Working data:

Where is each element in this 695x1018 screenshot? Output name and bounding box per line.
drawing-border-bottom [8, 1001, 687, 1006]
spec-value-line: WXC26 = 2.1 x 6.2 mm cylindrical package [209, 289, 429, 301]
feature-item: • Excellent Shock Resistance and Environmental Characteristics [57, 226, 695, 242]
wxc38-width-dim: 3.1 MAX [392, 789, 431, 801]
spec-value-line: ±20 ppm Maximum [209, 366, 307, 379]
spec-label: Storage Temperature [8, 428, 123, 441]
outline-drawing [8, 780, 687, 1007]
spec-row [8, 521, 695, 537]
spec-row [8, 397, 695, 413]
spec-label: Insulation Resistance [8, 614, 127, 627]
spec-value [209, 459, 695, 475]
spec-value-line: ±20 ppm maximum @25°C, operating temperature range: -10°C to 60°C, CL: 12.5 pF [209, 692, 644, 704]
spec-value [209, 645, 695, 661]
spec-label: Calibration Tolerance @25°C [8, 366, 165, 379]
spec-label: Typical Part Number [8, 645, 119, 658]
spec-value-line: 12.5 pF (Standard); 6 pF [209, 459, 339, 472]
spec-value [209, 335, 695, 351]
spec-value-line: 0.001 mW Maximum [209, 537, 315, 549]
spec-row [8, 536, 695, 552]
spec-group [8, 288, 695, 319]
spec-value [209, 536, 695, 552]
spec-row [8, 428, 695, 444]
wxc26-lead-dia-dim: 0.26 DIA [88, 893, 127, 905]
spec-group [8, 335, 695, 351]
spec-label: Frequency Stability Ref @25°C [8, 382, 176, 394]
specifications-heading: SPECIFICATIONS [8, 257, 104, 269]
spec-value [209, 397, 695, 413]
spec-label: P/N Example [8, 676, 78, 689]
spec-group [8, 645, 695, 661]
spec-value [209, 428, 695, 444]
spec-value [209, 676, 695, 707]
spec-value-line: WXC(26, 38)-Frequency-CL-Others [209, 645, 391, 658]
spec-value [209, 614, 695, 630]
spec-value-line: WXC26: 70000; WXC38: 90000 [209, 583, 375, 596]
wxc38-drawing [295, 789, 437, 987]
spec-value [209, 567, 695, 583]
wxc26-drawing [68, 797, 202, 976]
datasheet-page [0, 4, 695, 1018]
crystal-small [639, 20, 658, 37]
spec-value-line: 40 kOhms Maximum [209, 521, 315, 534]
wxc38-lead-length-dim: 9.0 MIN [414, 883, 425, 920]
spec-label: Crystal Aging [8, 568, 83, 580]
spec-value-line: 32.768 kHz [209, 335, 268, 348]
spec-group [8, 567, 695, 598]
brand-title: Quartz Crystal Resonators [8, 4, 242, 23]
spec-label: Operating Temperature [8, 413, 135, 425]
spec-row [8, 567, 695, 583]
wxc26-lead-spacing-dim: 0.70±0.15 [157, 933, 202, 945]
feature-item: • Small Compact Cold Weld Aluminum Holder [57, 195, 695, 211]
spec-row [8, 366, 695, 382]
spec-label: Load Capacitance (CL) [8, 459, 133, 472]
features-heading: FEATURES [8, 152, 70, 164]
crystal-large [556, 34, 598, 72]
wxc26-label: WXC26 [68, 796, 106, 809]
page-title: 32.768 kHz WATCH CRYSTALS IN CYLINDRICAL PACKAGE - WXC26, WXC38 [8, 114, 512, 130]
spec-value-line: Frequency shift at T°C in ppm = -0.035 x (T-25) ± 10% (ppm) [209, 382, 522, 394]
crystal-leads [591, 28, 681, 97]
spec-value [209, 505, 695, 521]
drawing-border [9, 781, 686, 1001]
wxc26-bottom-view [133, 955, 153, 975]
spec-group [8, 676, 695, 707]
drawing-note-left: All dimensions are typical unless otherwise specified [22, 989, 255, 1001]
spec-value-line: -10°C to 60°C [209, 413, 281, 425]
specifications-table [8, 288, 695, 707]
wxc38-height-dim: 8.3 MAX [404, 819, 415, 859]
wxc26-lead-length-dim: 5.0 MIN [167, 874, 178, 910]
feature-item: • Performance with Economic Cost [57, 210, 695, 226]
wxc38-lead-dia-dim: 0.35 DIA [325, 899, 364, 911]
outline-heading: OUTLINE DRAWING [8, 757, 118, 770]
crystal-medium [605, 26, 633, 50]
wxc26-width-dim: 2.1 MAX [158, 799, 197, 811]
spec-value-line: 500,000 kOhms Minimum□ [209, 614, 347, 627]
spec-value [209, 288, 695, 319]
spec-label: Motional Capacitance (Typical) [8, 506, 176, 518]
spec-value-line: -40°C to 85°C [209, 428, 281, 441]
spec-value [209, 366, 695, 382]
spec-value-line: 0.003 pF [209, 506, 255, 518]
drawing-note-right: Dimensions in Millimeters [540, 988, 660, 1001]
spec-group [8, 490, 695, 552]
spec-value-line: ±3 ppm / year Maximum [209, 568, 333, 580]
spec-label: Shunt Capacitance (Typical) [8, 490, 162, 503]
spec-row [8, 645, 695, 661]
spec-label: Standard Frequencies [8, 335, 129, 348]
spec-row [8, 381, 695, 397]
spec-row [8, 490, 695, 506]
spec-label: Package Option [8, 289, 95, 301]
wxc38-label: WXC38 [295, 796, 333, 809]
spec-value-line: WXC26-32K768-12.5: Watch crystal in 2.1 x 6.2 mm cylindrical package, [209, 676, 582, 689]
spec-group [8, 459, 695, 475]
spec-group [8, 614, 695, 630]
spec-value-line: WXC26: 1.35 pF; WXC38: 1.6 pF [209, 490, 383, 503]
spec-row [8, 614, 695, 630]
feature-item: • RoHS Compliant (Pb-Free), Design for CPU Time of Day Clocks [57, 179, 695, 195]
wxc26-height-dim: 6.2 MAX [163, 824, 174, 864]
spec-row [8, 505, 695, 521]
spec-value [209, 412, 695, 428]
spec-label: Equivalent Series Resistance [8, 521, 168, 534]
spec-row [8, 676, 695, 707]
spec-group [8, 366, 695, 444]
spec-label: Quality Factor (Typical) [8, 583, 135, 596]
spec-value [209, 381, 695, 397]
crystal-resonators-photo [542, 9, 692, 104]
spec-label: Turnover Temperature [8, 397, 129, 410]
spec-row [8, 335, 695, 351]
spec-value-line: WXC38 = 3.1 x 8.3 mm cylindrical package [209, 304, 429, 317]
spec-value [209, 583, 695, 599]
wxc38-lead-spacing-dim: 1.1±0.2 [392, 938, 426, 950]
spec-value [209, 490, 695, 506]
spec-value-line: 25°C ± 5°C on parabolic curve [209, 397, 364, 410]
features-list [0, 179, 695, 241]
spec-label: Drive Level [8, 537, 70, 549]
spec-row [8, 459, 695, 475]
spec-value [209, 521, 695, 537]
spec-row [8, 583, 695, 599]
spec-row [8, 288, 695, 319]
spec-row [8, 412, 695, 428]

What to produce: Rewrite the data above, substituting "spec-name" for every instance of "spec-label" and leaving all other text unchanged.

The solution:
Where is each element in this 695x1018 screenshot? Output name and bounding box per line.
drawing-border-bottom [8, 1001, 687, 1006]
spec-value-line: WXC26 = 2.1 x 6.2 mm cylindrical package [209, 289, 429, 301]
feature-item: • Excellent Shock Resistance and Environmental Characteristics [57, 226, 695, 242]
wxc38-width-dim: 3.1 MAX [392, 789, 431, 801]
spec-value-line: ±20 ppm Maximum [209, 366, 307, 379]
spec-name: Storage Temperature [8, 428, 123, 441]
outline-drawing [8, 780, 687, 1007]
spec-row [8, 521, 695, 537]
spec-row [8, 397, 695, 413]
spec-name: Insulation Resistance [8, 614, 127, 627]
spec-value [209, 459, 695, 475]
spec-value-line: ±20 ppm maximum @25°C, operating temperature range: -10°C to 60°C, CL: 12.5 pF [209, 692, 644, 704]
spec-value [209, 645, 695, 661]
spec-name: Calibration Tolerance @25°C [8, 366, 165, 379]
spec-name: Typical Part Number [8, 645, 119, 658]
spec-value-line: 12.5 pF (Standard); 6 pF [209, 459, 339, 472]
spec-value [209, 335, 695, 351]
spec-value-line: 0.001 mW Maximum [209, 537, 315, 549]
spec-row [8, 536, 695, 552]
spec-group [8, 288, 695, 319]
spec-value [209, 536, 695, 552]
spec-row [8, 428, 695, 444]
wxc26-lead-dia-dim: 0.26 DIA [88, 893, 127, 905]
spec-group [8, 335, 695, 351]
spec-name: Frequency Stability Ref @25°C [8, 382, 176, 394]
specifications-heading: SPECIFICATIONS [8, 257, 104, 269]
spec-value [209, 397, 695, 413]
spec-name: P/N Example [8, 676, 78, 689]
spec-group [8, 645, 695, 661]
spec-value [209, 428, 695, 444]
spec-value [209, 676, 695, 707]
spec-value-line: WXC(26, 38)-Frequency-CL-Others [209, 645, 391, 658]
spec-value [209, 614, 695, 630]
spec-value-line: WXC26: 70000; WXC38: 90000 [209, 583, 375, 596]
wxc38-drawing [295, 789, 437, 987]
spec-value [209, 567, 695, 583]
wxc26-drawing [68, 797, 202, 976]
datasheet-page [0, 4, 695, 1018]
crystal-small [639, 20, 658, 37]
spec-value-line: 40 kOhms Maximum [209, 521, 315, 534]
wxc38-lead-length-dim: 9.0 MIN [414, 883, 425, 920]
spec-name: Crystal Aging [8, 568, 83, 580]
spec-value-line: 32.768 kHz [209, 335, 268, 348]
spec-group [8, 567, 695, 598]
brand-title: Quartz Crystal Resonators [8, 4, 242, 23]
spec-name: Operating Temperature [8, 413, 135, 425]
spec-row [8, 567, 695, 583]
wxc26-lead-spacing-dim: 0.70±0.15 [157, 933, 202, 945]
feature-item: • Small Compact Cold Weld Aluminum Holder [57, 195, 695, 211]
spec-row [8, 366, 695, 382]
spec-name: Load Capacitance (CL) [8, 459, 133, 472]
features-heading: FEATURES [8, 152, 70, 164]
crystal-large [556, 34, 598, 72]
wxc26-label: WXC26 [68, 796, 106, 809]
page-title: 32.768 kHz WATCH CRYSTALS IN CYLINDRICAL PACKAGE - WXC26, WXC38 [8, 114, 512, 130]
spec-value-line: Frequency shift at T°C in ppm = -0.035 x (T-25) ± 10% (ppm) [209, 382, 522, 394]
crystal-leads [591, 28, 681, 97]
spec-value [209, 505, 695, 521]
drawing-border [9, 781, 686, 1001]
wxc26-bottom-view [133, 955, 153, 975]
spec-group [8, 676, 695, 707]
drawing-note-left: All dimensions are typical unless otherwise specified [22, 989, 255, 1001]
spec-value-line: -10°C to 60°C [209, 413, 281, 425]
specifications-table [8, 288, 695, 707]
wxc38-height-dim: 8.3 MAX [404, 819, 415, 859]
wxc26-lead-length-dim: 5.0 MIN [167, 874, 178, 910]
feature-item: • Performance with Economic Cost [57, 210, 695, 226]
wxc38-lead-dia-dim: 0.35 DIA [325, 899, 364, 911]
outline-heading: OUTLINE DRAWING [8, 757, 118, 770]
crystal-medium [605, 26, 633, 50]
wxc26-width-dim: 2.1 MAX [158, 799, 197, 811]
spec-value-line: 500,000 kOhms Minimum□ [209, 614, 347, 627]
spec-value [209, 288, 695, 319]
spec-name: Motional Capacitance (Typical) [8, 506, 176, 518]
spec-value-line: -40°C to 85°C [209, 428, 281, 441]
spec-value [209, 366, 695, 382]
spec-value-line: 0.003 pF [209, 506, 255, 518]
drawing-note-right: Dimensions in Millimeters [540, 988, 660, 1001]
spec-group [8, 490, 695, 552]
spec-value-line: ±3 ppm / year Maximum [209, 568, 333, 580]
spec-name: Shunt Capacitance (Typical) [8, 490, 162, 503]
spec-row [8, 645, 695, 661]
spec-name: Standard Frequencies [8, 335, 129, 348]
spec-row [8, 381, 695, 397]
spec-row [8, 490, 695, 506]
spec-name: Package Option [8, 289, 95, 301]
wxc38-label: WXC38 [295, 796, 333, 809]
spec-value-line: WXC26-32K768-12.5: Watch crystal in 2.1 x 6.2 mm cylindrical package, [209, 676, 582, 689]
spec-group [8, 459, 695, 475]
spec-group [8, 614, 695, 630]
spec-value-line: WXC26: 1.35 pF; WXC38: 1.6 pF [209, 490, 383, 503]
spec-row [8, 614, 695, 630]
feature-item: • RoHS Compliant (Pb-Free), Design for CPU Time of Day Clocks [57, 179, 695, 195]
wxc26-height-dim: 6.2 MAX [163, 824, 174, 864]
spec-row [8, 505, 695, 521]
spec-value [209, 412, 695, 428]
spec-name: Equivalent Series Resistance [8, 521, 168, 534]
spec-row [8, 676, 695, 707]
spec-group [8, 366, 695, 444]
spec-name: Quality Factor (Typical) [8, 583, 135, 596]
spec-value [209, 381, 695, 397]
crystal-resonators-photo [542, 9, 692, 104]
spec-name: Turnover Temperature [8, 397, 129, 410]
spec-row [8, 335, 695, 351]
spec-value-line: WXC38 = 3.1 x 8.3 mm cylindrical package [209, 304, 429, 317]
spec-value [209, 583, 695, 599]
wxc38-lead-spacing-dim: 1.1±0.2 [392, 938, 426, 950]
spec-value [209, 490, 695, 506]
spec-value-line: 25°C ± 5°C on parabolic curve [209, 397, 364, 410]
features-list [0, 179, 695, 241]
spec-name: Drive Level [8, 537, 70, 549]
spec-row [8, 459, 695, 475]
spec-value [209, 521, 695, 537]
spec-row [8, 583, 695, 599]
spec-row [8, 288, 695, 319]
spec-row [8, 412, 695, 428]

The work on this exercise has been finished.